● Exercise instructions
Note how many lines in the entries contain the string "Languages", then give that number and nothing else.

● The input
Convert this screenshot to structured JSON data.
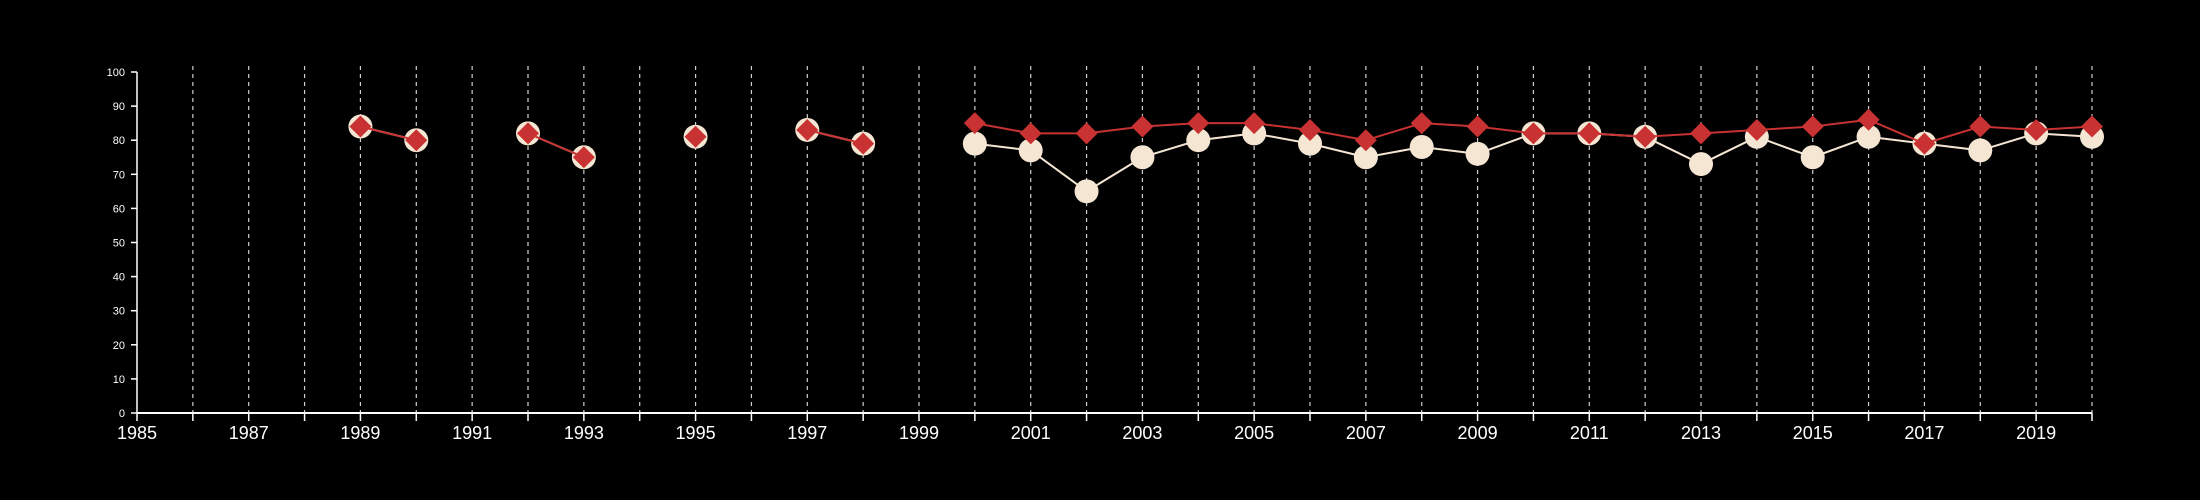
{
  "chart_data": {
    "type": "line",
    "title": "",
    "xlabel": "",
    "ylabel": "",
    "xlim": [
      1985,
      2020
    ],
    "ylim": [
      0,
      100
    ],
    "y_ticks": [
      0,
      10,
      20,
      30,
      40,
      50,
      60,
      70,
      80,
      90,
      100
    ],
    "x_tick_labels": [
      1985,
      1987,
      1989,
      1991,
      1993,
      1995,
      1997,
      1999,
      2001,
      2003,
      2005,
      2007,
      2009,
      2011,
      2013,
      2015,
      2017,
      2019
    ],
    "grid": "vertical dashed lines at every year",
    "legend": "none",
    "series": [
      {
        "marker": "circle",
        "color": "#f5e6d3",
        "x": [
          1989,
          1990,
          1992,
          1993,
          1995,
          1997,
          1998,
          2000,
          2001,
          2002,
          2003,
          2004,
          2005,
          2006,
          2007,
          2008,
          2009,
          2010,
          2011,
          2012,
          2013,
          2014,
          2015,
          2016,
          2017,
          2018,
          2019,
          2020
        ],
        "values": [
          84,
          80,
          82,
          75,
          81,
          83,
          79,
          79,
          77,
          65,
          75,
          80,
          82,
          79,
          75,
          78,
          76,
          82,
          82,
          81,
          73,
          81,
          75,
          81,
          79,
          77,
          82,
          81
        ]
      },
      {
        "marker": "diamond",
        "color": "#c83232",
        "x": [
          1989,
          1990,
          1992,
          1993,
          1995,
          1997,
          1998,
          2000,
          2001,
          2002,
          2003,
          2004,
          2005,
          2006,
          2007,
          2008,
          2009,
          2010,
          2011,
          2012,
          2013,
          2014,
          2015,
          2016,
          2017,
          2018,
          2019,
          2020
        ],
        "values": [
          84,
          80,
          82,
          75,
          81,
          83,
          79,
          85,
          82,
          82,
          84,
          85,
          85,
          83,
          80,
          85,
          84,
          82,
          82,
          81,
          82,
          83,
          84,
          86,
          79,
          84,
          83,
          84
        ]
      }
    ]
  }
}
---
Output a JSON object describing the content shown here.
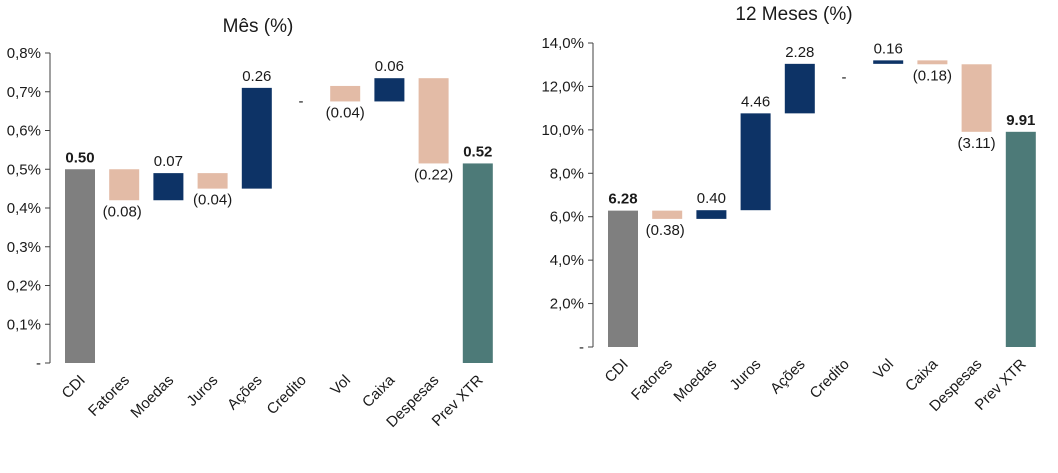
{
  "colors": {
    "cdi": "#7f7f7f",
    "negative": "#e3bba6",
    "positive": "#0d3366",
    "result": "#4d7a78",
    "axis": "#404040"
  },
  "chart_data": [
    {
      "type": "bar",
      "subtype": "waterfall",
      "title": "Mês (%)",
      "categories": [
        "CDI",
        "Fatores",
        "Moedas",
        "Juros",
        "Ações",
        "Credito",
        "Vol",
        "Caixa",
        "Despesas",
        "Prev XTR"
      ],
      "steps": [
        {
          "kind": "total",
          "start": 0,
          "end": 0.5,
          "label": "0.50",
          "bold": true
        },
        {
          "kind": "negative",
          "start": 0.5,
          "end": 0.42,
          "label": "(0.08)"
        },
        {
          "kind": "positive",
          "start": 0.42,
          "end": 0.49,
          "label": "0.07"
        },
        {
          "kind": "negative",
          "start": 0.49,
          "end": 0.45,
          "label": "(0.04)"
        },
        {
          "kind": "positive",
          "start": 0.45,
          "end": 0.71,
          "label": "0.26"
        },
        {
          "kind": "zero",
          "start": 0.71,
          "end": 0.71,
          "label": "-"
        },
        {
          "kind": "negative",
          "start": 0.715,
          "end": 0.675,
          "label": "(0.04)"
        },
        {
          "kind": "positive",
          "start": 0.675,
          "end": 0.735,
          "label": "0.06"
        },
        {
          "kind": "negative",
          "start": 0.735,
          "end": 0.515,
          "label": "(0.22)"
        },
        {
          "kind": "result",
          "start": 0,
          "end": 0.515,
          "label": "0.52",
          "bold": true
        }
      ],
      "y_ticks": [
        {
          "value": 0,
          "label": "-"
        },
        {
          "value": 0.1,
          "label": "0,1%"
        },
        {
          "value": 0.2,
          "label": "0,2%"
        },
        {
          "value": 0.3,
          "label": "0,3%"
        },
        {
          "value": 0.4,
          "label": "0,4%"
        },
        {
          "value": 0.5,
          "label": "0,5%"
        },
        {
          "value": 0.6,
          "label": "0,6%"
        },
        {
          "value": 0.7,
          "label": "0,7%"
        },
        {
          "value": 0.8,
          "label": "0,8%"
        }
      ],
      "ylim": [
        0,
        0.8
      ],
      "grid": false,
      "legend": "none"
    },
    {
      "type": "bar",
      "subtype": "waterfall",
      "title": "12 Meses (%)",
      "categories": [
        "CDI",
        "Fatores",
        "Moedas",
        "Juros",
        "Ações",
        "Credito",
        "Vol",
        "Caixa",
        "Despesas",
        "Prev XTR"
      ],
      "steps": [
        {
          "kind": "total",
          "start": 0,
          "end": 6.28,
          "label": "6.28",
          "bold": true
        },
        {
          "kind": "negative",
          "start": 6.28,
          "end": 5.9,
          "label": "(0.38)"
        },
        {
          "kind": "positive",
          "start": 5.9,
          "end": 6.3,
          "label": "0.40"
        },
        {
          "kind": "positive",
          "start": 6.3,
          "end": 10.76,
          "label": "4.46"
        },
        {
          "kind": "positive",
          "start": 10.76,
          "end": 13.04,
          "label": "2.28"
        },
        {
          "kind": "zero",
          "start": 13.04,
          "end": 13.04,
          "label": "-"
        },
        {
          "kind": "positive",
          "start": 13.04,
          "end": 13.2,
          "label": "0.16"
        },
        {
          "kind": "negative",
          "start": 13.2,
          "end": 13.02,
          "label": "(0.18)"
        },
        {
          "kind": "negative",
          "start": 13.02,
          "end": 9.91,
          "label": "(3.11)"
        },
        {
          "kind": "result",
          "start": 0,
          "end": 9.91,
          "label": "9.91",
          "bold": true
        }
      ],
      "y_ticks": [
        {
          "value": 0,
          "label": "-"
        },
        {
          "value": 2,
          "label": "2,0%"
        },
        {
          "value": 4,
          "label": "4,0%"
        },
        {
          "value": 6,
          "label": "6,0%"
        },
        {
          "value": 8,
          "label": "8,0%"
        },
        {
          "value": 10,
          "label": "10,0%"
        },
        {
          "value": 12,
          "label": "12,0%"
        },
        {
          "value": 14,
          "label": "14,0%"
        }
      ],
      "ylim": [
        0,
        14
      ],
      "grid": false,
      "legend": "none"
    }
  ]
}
* * *
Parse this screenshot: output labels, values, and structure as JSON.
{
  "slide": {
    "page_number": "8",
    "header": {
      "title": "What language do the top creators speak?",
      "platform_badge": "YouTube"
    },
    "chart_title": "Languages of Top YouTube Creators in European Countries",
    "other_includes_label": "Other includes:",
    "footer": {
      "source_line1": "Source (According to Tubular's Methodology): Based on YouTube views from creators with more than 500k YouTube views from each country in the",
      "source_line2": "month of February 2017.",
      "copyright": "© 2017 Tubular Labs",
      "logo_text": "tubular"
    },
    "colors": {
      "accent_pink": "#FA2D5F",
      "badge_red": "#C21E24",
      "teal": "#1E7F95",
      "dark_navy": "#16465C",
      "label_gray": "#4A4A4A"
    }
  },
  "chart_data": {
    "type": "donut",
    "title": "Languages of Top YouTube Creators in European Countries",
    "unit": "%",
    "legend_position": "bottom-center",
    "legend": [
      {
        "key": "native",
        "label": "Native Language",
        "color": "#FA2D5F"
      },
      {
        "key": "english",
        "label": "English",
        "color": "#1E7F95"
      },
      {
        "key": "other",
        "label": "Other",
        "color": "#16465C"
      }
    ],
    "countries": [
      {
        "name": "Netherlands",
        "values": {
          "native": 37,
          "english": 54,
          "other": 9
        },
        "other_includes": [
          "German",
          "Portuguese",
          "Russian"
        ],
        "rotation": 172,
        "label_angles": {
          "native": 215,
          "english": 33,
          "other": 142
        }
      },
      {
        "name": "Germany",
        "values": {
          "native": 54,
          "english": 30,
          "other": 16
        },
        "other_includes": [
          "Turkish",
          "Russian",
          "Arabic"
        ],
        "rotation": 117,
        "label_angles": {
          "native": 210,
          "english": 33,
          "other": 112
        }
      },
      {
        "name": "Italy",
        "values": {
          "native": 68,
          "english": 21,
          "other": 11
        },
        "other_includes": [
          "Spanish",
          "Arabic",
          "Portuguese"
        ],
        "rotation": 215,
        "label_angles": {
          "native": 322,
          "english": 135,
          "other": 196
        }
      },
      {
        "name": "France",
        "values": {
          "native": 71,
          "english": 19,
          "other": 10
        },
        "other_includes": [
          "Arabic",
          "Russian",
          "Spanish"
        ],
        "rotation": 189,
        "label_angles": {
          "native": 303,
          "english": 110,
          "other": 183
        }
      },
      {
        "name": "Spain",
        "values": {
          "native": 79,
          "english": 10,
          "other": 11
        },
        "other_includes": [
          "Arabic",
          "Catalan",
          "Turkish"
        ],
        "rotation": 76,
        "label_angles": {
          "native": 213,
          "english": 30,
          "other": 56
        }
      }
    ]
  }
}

● Output for this task
2